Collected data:
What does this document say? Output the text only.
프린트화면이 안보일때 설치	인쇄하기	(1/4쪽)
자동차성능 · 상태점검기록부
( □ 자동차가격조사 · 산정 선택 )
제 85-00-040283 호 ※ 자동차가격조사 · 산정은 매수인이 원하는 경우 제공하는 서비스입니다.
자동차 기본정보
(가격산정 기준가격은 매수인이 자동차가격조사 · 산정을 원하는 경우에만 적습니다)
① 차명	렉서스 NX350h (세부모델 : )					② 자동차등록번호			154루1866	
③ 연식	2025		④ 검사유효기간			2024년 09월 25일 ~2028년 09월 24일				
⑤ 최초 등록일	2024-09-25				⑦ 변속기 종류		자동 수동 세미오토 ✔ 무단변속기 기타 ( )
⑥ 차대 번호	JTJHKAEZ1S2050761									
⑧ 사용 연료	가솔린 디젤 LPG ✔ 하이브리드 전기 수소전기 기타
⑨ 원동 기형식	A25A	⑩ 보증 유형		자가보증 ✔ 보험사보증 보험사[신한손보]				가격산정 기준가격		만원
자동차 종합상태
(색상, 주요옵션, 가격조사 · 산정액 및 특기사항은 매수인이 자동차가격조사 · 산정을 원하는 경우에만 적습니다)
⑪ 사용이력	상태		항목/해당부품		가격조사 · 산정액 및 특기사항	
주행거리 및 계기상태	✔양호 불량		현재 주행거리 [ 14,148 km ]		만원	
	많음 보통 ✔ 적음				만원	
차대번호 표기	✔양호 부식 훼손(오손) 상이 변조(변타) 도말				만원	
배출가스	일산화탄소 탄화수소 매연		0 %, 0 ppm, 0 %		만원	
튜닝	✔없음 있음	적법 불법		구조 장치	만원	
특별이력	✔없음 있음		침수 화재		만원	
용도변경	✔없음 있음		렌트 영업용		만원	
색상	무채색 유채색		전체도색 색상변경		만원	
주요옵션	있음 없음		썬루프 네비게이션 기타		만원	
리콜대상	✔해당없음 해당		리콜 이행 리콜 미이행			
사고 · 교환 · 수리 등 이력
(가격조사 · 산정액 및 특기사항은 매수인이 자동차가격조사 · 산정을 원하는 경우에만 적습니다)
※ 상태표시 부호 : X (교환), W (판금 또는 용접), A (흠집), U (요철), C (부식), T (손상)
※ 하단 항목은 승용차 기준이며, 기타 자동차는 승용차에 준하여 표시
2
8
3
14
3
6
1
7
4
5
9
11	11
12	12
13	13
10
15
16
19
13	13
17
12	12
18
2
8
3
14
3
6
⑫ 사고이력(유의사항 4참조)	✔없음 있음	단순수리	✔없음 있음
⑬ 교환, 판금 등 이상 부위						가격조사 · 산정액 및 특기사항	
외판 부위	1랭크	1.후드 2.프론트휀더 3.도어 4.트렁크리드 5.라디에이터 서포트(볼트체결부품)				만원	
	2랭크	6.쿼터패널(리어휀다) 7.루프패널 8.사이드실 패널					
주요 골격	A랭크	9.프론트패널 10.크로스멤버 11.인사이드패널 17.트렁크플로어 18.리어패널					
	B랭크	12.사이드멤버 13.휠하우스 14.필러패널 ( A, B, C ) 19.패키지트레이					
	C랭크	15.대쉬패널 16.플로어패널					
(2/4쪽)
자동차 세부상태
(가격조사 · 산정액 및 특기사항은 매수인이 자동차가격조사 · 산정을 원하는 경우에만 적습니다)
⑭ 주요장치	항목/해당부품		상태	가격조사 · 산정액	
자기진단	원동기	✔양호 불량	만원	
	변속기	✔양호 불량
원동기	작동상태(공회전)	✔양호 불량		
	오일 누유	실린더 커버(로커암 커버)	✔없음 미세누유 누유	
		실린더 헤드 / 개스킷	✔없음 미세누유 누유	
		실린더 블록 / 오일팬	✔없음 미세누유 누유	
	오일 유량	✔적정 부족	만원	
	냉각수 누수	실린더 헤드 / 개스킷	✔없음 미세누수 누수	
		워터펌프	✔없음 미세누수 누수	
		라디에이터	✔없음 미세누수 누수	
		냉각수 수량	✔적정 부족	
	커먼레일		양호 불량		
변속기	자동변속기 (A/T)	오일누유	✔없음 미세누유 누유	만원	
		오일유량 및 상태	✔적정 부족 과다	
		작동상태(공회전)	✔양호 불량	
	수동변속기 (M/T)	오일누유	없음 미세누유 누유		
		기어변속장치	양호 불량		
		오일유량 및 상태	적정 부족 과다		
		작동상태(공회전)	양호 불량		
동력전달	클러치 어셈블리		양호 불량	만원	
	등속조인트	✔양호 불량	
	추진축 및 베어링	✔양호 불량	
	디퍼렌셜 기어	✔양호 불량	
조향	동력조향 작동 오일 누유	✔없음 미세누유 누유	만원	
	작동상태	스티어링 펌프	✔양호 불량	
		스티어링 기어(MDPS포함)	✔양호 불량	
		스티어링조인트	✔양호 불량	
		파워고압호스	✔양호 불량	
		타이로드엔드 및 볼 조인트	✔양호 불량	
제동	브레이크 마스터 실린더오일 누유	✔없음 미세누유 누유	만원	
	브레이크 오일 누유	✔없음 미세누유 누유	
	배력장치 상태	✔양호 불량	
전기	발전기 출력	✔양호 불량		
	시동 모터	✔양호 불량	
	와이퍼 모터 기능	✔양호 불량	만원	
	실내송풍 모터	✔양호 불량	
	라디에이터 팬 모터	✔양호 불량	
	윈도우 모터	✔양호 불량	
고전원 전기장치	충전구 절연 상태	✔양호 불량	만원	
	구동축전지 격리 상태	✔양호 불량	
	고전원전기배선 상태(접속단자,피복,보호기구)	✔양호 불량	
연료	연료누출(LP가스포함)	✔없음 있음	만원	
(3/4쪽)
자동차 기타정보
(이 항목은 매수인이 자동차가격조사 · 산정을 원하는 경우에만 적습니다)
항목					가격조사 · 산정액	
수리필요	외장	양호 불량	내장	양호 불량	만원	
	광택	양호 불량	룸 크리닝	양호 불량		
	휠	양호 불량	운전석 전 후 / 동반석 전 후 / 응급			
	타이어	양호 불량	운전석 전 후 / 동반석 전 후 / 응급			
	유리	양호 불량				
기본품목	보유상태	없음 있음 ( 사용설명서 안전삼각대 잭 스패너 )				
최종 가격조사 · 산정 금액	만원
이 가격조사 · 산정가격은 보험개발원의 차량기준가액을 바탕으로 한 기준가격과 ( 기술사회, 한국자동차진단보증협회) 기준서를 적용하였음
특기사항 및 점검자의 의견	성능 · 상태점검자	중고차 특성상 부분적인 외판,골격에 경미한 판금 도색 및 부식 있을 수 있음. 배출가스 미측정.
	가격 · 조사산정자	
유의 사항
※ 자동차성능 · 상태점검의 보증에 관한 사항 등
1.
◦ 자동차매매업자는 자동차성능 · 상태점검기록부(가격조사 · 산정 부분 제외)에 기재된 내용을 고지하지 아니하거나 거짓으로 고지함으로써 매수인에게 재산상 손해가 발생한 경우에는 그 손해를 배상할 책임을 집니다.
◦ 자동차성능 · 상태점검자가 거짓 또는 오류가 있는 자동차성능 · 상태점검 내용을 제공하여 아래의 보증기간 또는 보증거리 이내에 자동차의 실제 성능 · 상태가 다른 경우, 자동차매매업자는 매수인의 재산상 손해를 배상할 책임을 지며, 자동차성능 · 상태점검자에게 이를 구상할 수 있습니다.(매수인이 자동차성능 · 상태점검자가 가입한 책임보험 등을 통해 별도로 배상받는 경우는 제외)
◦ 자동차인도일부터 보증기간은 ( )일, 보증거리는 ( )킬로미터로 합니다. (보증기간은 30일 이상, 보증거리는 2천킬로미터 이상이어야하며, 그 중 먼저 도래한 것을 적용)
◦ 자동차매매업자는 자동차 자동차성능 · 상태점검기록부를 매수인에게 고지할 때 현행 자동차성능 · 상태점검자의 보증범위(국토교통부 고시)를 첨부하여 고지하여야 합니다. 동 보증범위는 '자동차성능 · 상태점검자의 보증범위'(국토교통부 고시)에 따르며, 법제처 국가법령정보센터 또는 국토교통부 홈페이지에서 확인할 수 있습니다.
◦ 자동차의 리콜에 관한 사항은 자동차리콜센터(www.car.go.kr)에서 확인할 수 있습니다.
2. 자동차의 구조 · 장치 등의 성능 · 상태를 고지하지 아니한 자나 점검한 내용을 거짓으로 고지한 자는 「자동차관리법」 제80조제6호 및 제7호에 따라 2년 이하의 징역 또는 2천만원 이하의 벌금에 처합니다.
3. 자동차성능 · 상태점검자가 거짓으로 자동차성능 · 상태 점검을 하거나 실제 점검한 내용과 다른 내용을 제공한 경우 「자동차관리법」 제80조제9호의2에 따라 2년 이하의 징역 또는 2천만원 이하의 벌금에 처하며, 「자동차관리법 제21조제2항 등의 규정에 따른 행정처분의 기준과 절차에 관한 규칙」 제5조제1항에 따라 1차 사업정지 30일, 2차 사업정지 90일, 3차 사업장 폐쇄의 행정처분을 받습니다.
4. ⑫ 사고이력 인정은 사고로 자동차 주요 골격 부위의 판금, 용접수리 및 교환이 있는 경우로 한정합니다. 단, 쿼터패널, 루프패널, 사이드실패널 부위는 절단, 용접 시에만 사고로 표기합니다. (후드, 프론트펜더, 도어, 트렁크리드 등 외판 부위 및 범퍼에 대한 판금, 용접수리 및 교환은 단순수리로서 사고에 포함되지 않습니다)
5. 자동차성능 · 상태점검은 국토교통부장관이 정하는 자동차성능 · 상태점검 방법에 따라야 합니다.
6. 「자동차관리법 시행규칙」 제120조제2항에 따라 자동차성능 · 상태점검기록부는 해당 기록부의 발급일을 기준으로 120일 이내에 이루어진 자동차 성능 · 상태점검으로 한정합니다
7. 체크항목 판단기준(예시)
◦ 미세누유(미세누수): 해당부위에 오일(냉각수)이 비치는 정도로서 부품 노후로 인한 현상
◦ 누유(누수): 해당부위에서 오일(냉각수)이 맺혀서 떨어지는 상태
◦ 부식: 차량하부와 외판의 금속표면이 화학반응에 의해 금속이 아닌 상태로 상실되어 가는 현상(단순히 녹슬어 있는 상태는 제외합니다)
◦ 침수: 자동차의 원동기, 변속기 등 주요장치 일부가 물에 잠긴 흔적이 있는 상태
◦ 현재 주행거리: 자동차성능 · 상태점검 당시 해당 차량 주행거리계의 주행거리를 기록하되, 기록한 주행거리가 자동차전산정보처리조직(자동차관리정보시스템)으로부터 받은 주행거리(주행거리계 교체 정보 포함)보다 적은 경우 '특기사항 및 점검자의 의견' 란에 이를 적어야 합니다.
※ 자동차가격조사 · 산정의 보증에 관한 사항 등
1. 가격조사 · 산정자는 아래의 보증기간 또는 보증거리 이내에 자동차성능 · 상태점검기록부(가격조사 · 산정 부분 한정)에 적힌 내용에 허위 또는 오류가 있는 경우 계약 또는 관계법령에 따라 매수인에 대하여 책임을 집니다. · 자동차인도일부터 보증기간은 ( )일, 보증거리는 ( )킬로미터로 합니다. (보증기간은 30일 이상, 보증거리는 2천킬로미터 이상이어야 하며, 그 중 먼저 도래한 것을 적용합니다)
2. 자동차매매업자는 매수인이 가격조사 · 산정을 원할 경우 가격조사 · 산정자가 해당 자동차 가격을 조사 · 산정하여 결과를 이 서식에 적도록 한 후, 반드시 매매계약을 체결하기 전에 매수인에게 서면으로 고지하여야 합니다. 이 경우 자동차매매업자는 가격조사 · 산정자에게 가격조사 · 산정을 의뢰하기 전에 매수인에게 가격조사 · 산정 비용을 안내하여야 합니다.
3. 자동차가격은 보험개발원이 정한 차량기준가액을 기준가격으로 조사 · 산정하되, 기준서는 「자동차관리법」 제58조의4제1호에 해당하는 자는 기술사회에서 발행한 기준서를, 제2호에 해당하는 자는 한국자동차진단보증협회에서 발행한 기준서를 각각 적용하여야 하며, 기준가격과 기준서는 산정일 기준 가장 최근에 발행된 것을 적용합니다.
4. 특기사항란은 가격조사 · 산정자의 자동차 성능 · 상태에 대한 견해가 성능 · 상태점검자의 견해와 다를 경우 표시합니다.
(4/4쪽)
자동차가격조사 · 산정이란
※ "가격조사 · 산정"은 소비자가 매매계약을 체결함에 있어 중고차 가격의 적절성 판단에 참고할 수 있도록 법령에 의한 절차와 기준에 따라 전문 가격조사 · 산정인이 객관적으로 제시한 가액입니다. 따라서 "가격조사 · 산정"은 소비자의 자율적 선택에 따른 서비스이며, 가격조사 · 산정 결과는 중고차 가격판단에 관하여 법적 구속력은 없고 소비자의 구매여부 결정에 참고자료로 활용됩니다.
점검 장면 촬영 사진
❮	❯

_GIVEN TASK_: Gather from the data above every line with the string "자동차의".

_ANSWER IN FULL_:
◦ 자동차성능 · 상태점검자가 거짓 또는 오류가 있는 자동차성능 · 상태점검 내용을 제공하여 아래의 보증기간 또는 보증거리 이내에 자동차의 실제 성능 · 상태가 다른 경우, 자동차매매업자는 매수인의 재산상 손해를 배상할 책임을 지며, 자동차성능 · 상태점검자에게 이를 구상할 수 있습니다.(매수인이 자동차성능 · 상태점검자가 가입한 책임보험 등을 통해 별도로 배상받는 경우는 제외)
◦ 자동차의 리콜에 관한 사항은 자동차리콜센터(www.car.go.kr)에서 확인할 수 있습니다.
2. 자동차의 구조 · 장치 등의 성능 · 상태를 고지하지 아니한 자나 점검한 내용을 거짓으로 고지한 자는 「자동차관리법」 제80조제6호 및 제7호에 따라 2년 이하의 징역 또는 2천만원 이하의 벌금에 처합니다.
◦ 침수: 자동차의 원동기, 변속기 등 주요장치 일부가 물에 잠긴 흔적이 있는 상태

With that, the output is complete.